*TASK DESCRIPTION*
Return only the number of lines in the entries below that hold the word "computer".

Data excerpts
╔══
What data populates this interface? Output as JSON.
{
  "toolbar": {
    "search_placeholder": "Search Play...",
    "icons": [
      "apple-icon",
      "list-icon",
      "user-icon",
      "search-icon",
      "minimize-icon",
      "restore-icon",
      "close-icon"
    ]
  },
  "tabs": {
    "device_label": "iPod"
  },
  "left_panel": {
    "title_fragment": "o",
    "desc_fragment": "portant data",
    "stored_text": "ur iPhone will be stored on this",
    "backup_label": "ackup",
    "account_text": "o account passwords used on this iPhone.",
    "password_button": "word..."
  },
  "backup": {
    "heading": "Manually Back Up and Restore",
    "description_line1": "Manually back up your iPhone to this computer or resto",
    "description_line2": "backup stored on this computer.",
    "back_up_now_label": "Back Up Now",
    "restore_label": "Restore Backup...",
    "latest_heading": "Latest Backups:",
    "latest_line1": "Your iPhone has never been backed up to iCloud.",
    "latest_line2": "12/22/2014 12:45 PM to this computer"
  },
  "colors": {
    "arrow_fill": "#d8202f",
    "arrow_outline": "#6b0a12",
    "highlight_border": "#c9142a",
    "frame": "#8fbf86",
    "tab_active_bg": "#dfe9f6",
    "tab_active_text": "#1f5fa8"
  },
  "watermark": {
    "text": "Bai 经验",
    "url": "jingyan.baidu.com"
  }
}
╚══
*ANSWER TO THIS PROBLEM*
3